[Figure dataset records]
%%
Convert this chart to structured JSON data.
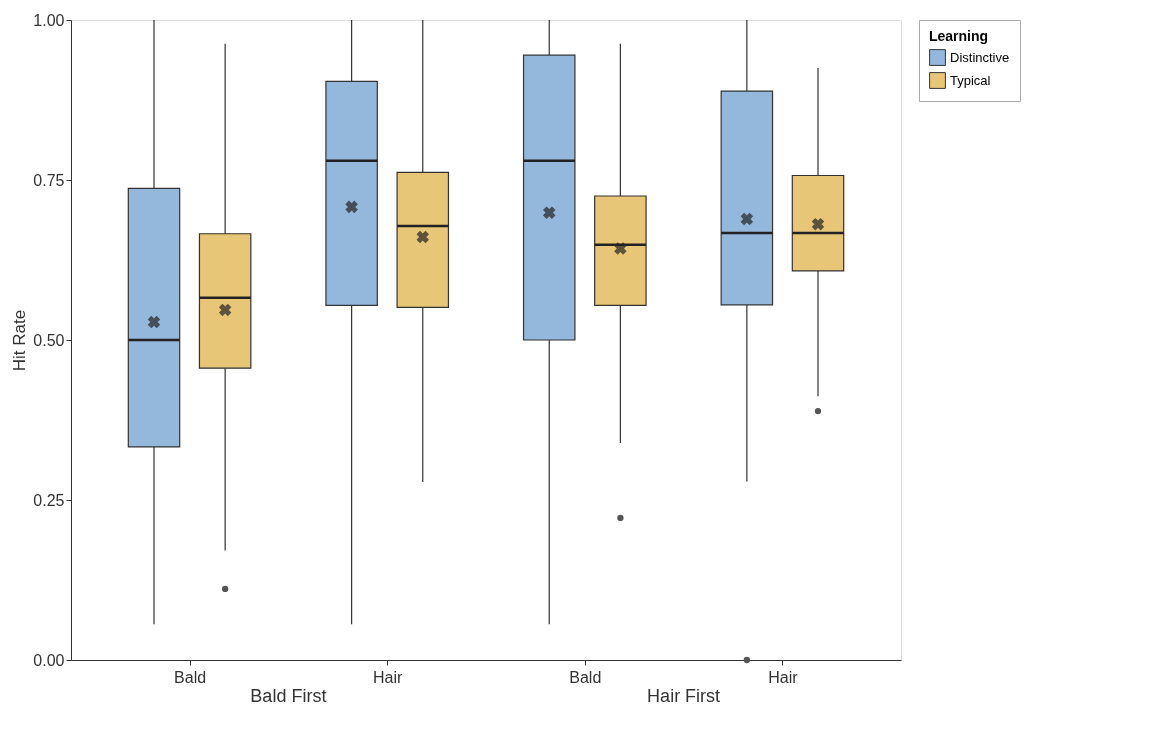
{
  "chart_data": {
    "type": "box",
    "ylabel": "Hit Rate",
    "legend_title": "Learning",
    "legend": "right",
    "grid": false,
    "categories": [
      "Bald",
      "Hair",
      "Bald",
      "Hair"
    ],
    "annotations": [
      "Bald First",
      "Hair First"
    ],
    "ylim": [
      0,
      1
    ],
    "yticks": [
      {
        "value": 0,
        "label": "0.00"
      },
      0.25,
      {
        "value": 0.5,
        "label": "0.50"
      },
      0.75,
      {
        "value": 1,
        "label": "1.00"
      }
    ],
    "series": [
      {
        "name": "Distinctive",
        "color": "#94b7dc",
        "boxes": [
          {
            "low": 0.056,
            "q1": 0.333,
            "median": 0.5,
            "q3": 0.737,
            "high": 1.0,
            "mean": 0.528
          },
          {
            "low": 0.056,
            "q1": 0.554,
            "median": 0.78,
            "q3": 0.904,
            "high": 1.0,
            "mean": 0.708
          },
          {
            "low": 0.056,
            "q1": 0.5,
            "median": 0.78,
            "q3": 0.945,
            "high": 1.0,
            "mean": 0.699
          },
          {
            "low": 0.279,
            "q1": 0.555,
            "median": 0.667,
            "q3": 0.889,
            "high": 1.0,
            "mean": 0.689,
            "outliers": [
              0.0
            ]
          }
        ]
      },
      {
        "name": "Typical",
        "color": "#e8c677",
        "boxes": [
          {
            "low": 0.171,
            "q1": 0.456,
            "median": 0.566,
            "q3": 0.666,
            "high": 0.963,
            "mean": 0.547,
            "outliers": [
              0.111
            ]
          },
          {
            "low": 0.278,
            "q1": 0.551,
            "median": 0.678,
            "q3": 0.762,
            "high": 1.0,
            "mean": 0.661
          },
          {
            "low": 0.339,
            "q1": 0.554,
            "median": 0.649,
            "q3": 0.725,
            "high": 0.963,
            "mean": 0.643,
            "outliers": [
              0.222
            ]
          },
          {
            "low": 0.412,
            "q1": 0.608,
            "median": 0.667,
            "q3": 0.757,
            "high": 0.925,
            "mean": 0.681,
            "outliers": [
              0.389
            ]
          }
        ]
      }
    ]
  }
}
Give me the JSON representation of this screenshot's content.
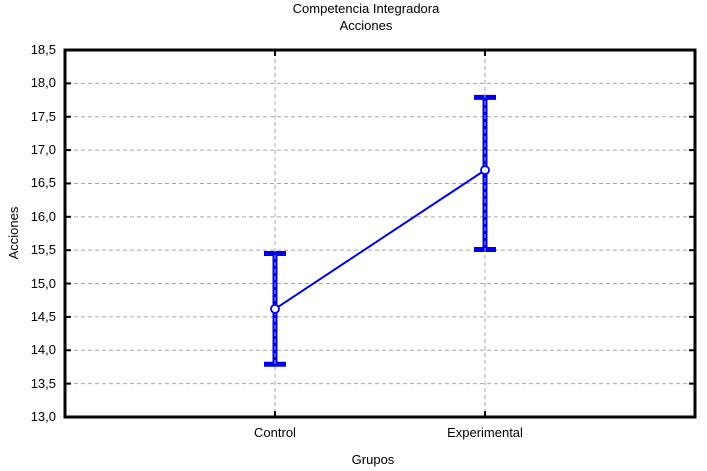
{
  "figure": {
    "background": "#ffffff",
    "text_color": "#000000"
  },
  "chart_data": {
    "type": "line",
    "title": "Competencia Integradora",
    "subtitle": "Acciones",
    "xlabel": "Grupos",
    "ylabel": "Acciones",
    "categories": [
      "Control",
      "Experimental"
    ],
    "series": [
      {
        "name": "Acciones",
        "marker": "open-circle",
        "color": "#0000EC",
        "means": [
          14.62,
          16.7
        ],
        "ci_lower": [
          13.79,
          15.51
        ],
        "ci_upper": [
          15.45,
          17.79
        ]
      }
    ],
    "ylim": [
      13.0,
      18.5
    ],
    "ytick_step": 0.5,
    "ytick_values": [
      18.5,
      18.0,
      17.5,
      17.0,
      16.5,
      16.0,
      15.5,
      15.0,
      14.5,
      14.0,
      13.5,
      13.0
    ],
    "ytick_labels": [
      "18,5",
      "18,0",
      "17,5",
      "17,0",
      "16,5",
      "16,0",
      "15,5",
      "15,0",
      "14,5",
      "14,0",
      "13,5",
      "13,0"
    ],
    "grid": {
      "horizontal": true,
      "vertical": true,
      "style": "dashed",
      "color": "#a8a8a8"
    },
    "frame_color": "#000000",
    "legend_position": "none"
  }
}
%%
▶ **Direction**: All of the material above should be reproduced exactly, except the pictures.

▶ **Exercise answer**:
Convert this chart to structured JSON data.
{
  "chart_data": {
    "type": "box",
    "ylabel": "Hit Rate",
    "legend_title": "Learning",
    "legend": "right",
    "grid": false,
    "categories": [
      "Bald",
      "Hair",
      "Bald",
      "Hair"
    ],
    "annotations": [
      "Bald First",
      "Hair First"
    ],
    "ylim": [
      0,
      1
    ],
    "yticks": [
      {
        "value": 0,
        "label": "0.00"
      },
      0.25,
      {
        "value": 0.5,
        "label": "0.50"
      },
      0.75,
      {
        "value": 1,
        "label": "1.00"
      }
    ],
    "series": [
      {
        "name": "Distinctive",
        "color": "#94b7dc",
        "boxes": [
          {
            "low": 0.056,
            "q1": 0.333,
            "median": 0.5,
            "q3": 0.737,
            "high": 1.0,
            "mean": 0.528
          },
          {
            "low": 0.056,
            "q1": 0.554,
            "median": 0.78,
            "q3": 0.904,
            "high": 1.0,
            "mean": 0.708
          },
          {
            "low": 0.056,
            "q1": 0.5,
            "median": 0.78,
            "q3": 0.945,
            "high": 1.0,
            "mean": 0.699
          },
          {
            "low": 0.279,
            "q1": 0.555,
            "median": 0.667,
            "q3": 0.889,
            "high": 1.0,
            "mean": 0.689,
            "outliers": [
              0.0
            ]
          }
        ]
      },
      {
        "name": "Typical",
        "color": "#e8c677",
        "boxes": [
          {
            "low": 0.171,
            "q1": 0.456,
            "median": 0.566,
            "q3": 0.666,
            "high": 0.963,
            "mean": 0.547,
            "outliers": [
              0.111
            ]
          },
          {
            "low": 0.278,
            "q1": 0.551,
            "median": 0.678,
            "q3": 0.762,
            "high": 1.0,
            "mean": 0.661
          },
          {
            "low": 0.339,
            "q1": 0.554,
            "median": 0.649,
            "q3": 0.725,
            "high": 0.963,
            "mean": 0.643,
            "outliers": [
              0.222
            ]
          },
          {
            "low": 0.412,
            "q1": 0.608,
            "median": 0.667,
            "q3": 0.757,
            "high": 0.925,
            "mean": 0.681,
            "outliers": [
              0.389
            ]
          }
        ]
      }
    ]
  }
}
Give me the JSON representation of this screenshot's content.
{
  "figure": {
    "background": "#ffffff",
    "text_color": "#000000"
  },
  "chart_data": {
    "type": "line",
    "title": "Competencia Integradora",
    "subtitle": "Acciones",
    "xlabel": "Grupos",
    "ylabel": "Acciones",
    "categories": [
      "Control",
      "Experimental"
    ],
    "series": [
      {
        "name": "Acciones",
        "marker": "open-circle",
        "color": "#0000EC",
        "means": [
          14.62,
          16.7
        ],
        "ci_lower": [
          13.79,
          15.51
        ],
        "ci_upper": [
          15.45,
          17.79
        ]
      }
    ],
    "ylim": [
      13.0,
      18.5
    ],
    "ytick_step": 0.5,
    "ytick_values": [
      18.5,
      18.0,
      17.5,
      17.0,
      16.5,
      16.0,
      15.5,
      15.0,
      14.5,
      14.0,
      13.5,
      13.0
    ],
    "ytick_labels": [
      "18,5",
      "18,0",
      "17,5",
      "17,0",
      "16,5",
      "16,0",
      "15,5",
      "15,0",
      "14,5",
      "14,0",
      "13,5",
      "13,0"
    ],
    "grid": {
      "horizontal": true,
      "vertical": true,
      "style": "dashed",
      "color": "#a8a8a8"
    },
    "frame_color": "#000000",
    "legend_position": "none"
  }
}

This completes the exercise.